→ What the task requires
Make a tally of the lines in the records that include the string "text", and give only that number.

------------------------------------

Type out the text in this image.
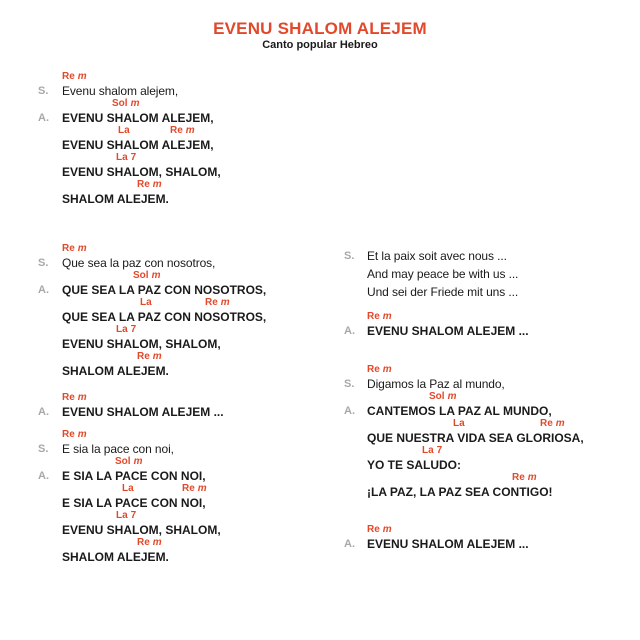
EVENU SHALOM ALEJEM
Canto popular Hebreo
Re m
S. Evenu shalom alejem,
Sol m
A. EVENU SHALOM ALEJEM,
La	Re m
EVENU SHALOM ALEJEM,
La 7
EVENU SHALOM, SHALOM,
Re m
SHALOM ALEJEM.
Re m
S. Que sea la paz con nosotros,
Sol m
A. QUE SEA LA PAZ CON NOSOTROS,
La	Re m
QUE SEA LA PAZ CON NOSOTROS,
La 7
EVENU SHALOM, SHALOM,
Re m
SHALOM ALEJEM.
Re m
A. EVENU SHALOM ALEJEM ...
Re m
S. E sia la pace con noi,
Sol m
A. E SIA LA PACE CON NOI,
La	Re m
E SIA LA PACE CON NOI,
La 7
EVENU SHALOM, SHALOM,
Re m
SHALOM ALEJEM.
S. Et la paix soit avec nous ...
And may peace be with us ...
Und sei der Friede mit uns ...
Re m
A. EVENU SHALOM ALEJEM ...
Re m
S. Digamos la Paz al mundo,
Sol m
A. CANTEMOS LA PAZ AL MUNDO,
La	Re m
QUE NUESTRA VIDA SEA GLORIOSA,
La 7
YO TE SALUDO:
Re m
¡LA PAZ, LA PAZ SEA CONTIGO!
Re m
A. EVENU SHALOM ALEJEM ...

------------------------------------

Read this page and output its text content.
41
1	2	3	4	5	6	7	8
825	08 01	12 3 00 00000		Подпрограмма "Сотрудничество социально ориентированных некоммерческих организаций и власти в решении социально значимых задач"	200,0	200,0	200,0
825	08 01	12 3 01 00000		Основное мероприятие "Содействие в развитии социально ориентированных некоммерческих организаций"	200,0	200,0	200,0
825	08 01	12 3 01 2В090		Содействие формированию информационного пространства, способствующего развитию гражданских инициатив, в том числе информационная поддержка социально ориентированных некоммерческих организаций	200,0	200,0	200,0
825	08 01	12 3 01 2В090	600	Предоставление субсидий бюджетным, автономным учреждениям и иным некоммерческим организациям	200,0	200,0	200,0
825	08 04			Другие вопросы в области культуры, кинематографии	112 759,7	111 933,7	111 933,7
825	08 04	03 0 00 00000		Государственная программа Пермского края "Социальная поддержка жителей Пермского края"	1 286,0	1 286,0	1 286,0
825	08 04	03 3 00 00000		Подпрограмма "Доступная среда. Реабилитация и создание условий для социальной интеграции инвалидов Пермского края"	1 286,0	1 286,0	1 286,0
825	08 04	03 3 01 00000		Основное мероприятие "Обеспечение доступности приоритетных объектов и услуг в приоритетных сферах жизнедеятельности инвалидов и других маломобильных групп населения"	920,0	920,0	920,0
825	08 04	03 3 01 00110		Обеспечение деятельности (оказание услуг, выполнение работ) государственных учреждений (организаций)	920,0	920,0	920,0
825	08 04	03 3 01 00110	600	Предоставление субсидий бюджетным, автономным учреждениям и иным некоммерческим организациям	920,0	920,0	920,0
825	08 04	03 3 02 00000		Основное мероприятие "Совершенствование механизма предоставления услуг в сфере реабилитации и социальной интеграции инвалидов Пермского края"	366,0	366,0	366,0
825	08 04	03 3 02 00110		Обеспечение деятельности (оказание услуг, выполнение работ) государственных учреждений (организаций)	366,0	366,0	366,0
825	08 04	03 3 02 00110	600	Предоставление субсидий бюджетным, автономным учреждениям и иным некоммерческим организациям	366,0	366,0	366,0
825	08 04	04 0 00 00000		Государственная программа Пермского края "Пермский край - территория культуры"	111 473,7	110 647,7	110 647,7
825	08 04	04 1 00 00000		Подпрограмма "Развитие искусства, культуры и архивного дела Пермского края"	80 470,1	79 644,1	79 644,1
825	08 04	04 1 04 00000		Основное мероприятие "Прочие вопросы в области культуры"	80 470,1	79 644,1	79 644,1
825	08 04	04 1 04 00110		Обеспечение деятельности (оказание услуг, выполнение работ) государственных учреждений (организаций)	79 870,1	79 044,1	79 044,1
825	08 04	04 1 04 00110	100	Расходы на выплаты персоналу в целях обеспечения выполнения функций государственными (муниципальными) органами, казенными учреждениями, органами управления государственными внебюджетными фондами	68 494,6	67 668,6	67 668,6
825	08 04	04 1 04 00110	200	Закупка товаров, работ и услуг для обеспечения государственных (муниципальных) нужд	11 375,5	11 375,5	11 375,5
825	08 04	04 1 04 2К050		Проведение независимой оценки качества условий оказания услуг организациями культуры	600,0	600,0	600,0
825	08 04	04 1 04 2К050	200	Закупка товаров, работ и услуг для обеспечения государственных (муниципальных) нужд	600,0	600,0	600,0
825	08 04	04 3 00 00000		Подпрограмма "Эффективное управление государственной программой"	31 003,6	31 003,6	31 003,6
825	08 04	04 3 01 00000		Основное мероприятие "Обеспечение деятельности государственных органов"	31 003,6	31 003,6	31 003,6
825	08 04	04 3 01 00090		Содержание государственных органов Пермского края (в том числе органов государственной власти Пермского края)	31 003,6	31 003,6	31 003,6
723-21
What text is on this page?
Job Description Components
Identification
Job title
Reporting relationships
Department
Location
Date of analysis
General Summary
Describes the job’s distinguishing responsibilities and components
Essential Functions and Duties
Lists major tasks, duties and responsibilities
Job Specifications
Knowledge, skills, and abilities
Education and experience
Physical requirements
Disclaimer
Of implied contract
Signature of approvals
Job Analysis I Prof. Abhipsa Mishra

------------------------------------

→ Exercise response
3